**Request**: Exactly as written, print each record in the listing.

**Data section**:
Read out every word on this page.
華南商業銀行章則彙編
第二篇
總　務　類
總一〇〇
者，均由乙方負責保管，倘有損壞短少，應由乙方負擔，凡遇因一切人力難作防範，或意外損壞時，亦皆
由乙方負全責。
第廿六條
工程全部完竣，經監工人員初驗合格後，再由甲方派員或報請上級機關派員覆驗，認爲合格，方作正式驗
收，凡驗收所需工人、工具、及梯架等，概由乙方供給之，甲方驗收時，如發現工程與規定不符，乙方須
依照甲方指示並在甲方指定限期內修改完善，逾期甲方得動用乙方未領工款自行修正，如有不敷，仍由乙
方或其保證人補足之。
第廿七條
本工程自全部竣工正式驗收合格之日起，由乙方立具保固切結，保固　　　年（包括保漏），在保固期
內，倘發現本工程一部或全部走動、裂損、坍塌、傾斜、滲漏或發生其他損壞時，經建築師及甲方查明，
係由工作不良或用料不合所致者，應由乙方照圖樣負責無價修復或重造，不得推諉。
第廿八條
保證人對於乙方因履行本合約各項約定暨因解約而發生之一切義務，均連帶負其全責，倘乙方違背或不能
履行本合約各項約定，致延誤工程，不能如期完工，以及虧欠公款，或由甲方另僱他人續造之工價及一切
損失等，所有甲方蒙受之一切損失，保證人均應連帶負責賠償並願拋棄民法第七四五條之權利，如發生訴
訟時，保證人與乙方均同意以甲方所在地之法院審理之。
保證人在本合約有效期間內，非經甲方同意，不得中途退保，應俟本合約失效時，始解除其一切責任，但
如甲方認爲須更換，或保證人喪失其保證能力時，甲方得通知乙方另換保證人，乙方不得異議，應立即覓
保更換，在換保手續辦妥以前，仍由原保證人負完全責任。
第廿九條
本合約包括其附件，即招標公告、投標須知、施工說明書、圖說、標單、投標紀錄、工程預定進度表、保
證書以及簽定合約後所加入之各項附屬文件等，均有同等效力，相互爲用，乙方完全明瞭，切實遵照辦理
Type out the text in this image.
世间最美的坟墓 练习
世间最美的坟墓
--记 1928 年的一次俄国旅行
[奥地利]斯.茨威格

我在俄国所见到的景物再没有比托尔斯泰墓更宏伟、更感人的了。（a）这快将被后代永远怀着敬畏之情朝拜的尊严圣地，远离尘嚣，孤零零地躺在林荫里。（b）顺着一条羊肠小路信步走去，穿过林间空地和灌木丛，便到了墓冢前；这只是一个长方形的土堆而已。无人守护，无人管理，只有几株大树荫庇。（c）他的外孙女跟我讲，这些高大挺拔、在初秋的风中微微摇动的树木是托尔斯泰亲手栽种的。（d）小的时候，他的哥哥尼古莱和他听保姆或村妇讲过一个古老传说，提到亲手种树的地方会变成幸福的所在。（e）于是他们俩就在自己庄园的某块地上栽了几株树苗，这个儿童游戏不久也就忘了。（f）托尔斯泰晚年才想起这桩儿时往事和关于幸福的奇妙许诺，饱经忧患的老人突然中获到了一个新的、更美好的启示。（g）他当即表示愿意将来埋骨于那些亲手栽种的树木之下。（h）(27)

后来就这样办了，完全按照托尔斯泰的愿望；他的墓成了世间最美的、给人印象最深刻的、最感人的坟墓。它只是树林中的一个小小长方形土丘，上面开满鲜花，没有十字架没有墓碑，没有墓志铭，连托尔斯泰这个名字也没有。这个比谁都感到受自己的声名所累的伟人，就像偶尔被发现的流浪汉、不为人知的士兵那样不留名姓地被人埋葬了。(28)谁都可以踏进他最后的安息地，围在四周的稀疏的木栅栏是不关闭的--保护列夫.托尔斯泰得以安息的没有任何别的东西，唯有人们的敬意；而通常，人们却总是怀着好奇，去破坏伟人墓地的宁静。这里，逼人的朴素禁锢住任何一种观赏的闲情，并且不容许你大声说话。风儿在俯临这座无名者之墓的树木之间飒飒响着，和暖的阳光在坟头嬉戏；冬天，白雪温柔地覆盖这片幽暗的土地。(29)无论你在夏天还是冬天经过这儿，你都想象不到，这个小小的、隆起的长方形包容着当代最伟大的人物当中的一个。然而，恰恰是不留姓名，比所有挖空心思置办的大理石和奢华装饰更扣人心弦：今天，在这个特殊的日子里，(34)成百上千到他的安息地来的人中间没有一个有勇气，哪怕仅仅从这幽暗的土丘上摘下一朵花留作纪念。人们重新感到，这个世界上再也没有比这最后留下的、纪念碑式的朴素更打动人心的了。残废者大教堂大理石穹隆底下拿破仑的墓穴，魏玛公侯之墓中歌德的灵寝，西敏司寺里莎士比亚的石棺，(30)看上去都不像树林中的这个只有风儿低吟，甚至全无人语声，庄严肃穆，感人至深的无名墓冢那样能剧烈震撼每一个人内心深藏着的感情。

**Response**:
Read out every word on this page.
華南商業銀行章則彙編
第二篇
總　務　類
總一〇〇
者，均由乙方負責保管，倘有損壞短少，應由乙方負擔，凡遇因一切人力難作防範，或意外損壞時，亦皆
由乙方負全責。
第廿六條
工程全部完竣，經監工人員初驗合格後，再由甲方派員或報請上級機關派員覆驗，認爲合格，方作正式驗
收，凡驗收所需工人、工具、及梯架等，概由乙方供給之，甲方驗收時，如發現工程與規定不符，乙方須
依照甲方指示並在甲方指定限期內修改完善，逾期甲方得動用乙方未領工款自行修正，如有不敷，仍由乙
方或其保證人補足之。
第廿七條
本工程自全部竣工正式驗收合格之日起，由乙方立具保固切結，保固　　　年（包括保漏），在保固期
內，倘發現本工程一部或全部走動、裂損、坍塌、傾斜、滲漏或發生其他損壞時，經建築師及甲方查明，
係由工作不良或用料不合所致者，應由乙方照圖樣負責無價修復或重造，不得推諉。
第廿八條
保證人對於乙方因履行本合約各項約定暨因解約而發生之一切義務，均連帶負其全責，倘乙方違背或不能
履行本合約各項約定，致延誤工程，不能如期完工，以及虧欠公款，或由甲方另僱他人續造之工價及一切
損失等，所有甲方蒙受之一切損失，保證人均應連帶負責賠償並願拋棄民法第七四五條之權利，如發生訴
訟時，保證人與乙方均同意以甲方所在地之法院審理之。
保證人在本合約有效期間內，非經甲方同意，不得中途退保，應俟本合約失效時，始解除其一切責任，但
如甲方認爲須更換，或保證人喪失其保證能力時，甲方得通知乙方另換保證人，乙方不得異議，應立即覓
保更換，在換保手續辦妥以前，仍由原保證人負完全責任。
第廿九條
本合約包括其附件，即招標公告、投標須知、施工說明書、圖說、標單、投標紀錄、工程預定進度表、保
證書以及簽定合約後所加入之各項附屬文件等，均有同等效力，相互爲用，乙方完全明瞭，切實遵照辦理
Type out the text in this image.
世间最美的坟墓 练习
世间最美的坟墓
--记 1928 年的一次俄国旅行
[奥地利]斯.茨威格

我在俄国所见到的景物再没有比托尔斯泰墓更宏伟、更感人的了。（a）这快将被后代永远怀着敬畏之情朝拜的尊严圣地，远离尘嚣，孤零零地躺在林荫里。（b）顺着一条羊肠小路信步走去，穿过林间空地和灌木丛，便到了墓冢前；这只是一个长方形的土堆而已。无人守护，无人管理，只有几株大树荫庇。（c）他的外孙女跟我讲，这些高大挺拔、在初秋的风中微微摇动的树木是托尔斯泰亲手栽种的。（d）小的时候，他的哥哥尼古莱和他听保姆或村妇讲过一个古老传说，提到亲手种树的地方会变成幸福的所在。（e）于是他们俩就在自己庄园的某块地上栽了几株树苗，这个儿童游戏不久也就忘了。（f）托尔斯泰晚年才想起这桩儿时往事和关于幸福的奇妙许诺，饱经忧患的老人突然中获到了一个新的、更美好的启示。（g）他当即表示愿意将来埋骨于那些亲手栽种的树木之下。（h）(27)

后来就这样办了，完全按照托尔斯泰的愿望；他的墓成了世间最美的、给人印象最深刻的、最感人的坟墓。它只是树林中的一个小小长方形土丘，上面开满鲜花，没有十字架没有墓碑，没有墓志铭，连托尔斯泰这个名字也没有。这个比谁都感到受自己的声名所累的伟人，就像偶尔被发现的流浪汉、不为人知的士兵那样不留名姓地被人埋葬了。(28)谁都可以踏进他最后的安息地，围在四周的稀疏的木栅栏是不关闭的--保护列夫.托尔斯泰得以安息的没有任何别的东西，唯有人们的敬意；而通常，人们却总是怀着好奇，去破坏伟人墓地的宁静。这里，逼人的朴素禁锢住任何一种观赏的闲情，并且不容许你大声说话。风儿在俯临这座无名者之墓的树木之间飒飒响着，和暖的阳光在坟头嬉戏；冬天，白雪温柔地覆盖这片幽暗的土地。(29)无论你在夏天还是冬天经过这儿，你都想象不到，这个小小的、隆起的长方形包容着当代最伟大的人物当中的一个。然而，恰恰是不留姓名，比所有挖空心思置办的大理石和奢华装饰更扣人心弦：今天，在这个特殊的日子里，(34)成百上千到他的安息地来的人中间没有一个有勇气，哪怕仅仅从这幽暗的土丘上摘下一朵花留作纪念。人们重新感到，这个世界上再也没有比这最后留下的、纪念碑式的朴素更打动人心的了。残废者大教堂大理石穹隆底下拿破仑的墓穴，魏玛公侯之墓中歌德的灵寝，西敏司寺里莎士比亚的石棺，(30)看上去都不像树林中的这个只有风儿低吟，甚至全无人语声，庄严肃穆，感人至深的无名墓冢那样能剧烈震撼每一个人内心深藏着的感情。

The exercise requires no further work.